Saved data entries
— START —
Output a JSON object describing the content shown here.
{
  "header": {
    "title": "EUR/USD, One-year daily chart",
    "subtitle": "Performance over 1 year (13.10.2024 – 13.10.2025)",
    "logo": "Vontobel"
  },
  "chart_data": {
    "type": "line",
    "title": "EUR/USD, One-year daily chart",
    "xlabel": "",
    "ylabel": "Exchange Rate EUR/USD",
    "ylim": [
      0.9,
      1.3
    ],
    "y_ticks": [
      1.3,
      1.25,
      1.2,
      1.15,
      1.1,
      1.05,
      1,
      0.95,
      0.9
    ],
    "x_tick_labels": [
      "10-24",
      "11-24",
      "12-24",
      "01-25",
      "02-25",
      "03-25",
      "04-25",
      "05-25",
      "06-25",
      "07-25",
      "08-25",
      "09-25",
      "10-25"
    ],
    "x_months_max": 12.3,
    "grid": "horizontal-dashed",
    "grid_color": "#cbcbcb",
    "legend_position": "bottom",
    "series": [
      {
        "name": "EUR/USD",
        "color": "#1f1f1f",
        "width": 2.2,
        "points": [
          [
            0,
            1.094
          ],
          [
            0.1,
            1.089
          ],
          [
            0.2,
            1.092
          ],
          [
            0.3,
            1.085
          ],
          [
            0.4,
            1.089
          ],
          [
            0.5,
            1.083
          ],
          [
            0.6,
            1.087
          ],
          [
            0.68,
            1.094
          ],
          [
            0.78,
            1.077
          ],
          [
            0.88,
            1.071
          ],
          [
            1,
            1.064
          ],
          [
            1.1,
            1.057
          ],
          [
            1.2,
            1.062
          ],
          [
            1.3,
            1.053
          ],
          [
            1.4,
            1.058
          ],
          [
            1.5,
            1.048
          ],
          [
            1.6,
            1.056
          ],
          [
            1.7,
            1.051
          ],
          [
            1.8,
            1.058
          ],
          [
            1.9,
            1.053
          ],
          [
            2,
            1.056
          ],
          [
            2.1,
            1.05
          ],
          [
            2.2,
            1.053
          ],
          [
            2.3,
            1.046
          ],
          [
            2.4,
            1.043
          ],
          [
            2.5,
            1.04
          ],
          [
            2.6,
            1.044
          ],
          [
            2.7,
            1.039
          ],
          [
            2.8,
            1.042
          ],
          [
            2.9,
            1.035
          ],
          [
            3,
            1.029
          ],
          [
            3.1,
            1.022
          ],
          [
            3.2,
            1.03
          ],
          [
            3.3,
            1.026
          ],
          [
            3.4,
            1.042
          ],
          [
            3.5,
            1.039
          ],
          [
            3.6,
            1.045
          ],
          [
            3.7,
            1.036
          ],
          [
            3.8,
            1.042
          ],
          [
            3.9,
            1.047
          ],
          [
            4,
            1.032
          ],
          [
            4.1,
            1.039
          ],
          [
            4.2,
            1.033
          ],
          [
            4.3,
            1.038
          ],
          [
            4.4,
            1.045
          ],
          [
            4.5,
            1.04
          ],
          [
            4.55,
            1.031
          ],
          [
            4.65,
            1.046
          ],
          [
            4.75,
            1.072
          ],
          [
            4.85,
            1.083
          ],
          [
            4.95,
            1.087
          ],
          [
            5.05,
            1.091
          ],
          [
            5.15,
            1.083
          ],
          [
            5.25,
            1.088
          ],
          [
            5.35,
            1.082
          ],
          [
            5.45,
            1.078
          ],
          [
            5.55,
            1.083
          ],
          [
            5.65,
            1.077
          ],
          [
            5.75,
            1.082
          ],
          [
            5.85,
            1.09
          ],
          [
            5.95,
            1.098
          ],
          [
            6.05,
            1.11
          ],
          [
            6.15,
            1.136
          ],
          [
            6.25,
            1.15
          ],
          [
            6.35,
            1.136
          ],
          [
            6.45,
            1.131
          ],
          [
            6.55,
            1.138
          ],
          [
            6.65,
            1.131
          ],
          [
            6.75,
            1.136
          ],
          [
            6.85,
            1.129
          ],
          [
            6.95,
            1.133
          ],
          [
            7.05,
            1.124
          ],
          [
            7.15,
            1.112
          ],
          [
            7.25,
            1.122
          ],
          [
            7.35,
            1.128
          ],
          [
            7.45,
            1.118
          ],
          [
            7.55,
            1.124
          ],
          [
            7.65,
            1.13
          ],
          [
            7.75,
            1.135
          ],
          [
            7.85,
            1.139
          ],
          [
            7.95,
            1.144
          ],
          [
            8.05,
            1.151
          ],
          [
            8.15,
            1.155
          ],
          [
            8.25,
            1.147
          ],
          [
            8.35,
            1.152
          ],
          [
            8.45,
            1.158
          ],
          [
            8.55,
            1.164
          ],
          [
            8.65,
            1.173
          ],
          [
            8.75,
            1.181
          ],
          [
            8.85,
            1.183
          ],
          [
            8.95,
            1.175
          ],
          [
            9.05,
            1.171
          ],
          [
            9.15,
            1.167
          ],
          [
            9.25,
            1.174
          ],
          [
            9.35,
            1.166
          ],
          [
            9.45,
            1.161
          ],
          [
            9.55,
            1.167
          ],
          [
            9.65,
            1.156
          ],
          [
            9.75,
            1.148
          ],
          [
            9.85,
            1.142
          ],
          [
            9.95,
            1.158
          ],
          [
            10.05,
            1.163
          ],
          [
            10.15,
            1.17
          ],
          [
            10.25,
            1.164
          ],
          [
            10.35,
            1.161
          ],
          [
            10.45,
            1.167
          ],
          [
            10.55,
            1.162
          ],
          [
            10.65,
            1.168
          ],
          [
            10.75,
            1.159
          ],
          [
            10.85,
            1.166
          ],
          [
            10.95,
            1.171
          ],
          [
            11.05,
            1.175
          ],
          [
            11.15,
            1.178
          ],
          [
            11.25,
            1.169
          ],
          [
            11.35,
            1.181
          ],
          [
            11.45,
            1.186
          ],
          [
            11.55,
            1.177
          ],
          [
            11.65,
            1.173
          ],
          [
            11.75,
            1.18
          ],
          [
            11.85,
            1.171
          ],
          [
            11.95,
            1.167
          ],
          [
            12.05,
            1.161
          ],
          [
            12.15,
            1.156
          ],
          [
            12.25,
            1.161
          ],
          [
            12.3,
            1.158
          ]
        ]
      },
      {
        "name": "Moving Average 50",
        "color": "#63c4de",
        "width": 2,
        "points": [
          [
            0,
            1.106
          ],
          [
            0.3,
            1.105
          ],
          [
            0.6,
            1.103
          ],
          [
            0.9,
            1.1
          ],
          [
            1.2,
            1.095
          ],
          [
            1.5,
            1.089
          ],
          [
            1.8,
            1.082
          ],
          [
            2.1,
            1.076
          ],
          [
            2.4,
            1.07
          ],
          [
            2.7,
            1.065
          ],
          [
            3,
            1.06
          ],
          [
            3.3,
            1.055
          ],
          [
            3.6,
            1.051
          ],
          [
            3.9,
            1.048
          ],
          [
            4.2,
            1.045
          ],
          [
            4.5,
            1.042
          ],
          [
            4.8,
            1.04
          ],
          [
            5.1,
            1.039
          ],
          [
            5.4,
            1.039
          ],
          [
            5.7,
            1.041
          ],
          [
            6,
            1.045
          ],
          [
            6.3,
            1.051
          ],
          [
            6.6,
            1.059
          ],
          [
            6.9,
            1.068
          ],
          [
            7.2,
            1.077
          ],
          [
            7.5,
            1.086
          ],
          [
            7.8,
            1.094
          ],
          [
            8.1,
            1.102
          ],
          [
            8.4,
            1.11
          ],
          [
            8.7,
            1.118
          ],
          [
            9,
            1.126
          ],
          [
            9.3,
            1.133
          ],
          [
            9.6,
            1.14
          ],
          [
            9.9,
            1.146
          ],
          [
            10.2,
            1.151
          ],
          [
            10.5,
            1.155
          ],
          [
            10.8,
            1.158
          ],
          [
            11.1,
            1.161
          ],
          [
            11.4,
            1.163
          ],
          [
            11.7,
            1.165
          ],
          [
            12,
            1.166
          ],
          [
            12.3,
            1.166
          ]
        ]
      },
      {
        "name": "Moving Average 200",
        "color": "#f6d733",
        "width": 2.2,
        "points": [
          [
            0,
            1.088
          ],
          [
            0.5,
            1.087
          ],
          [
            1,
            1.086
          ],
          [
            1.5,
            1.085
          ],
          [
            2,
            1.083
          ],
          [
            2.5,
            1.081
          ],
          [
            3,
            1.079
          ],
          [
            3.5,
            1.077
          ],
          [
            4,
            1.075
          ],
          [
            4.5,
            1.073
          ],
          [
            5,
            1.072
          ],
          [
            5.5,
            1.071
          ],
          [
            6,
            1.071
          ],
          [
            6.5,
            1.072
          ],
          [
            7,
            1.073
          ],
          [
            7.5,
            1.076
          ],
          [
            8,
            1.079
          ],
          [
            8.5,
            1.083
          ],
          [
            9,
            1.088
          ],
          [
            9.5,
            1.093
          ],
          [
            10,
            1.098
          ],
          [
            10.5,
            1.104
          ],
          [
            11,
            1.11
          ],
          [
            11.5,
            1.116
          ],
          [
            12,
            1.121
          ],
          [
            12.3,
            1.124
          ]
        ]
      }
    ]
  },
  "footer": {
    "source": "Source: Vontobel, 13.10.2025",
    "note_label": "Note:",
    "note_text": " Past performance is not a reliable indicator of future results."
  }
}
— END —
▶ WHAT YOU ARE ASKED TO DO
Copy each line that contains the word "name".

▶ RESPONSE FOR THIS EXERCISE
        "name": "EUR/USD",
        "name": "Moving Average 50",
        "name": "Moving Average 200",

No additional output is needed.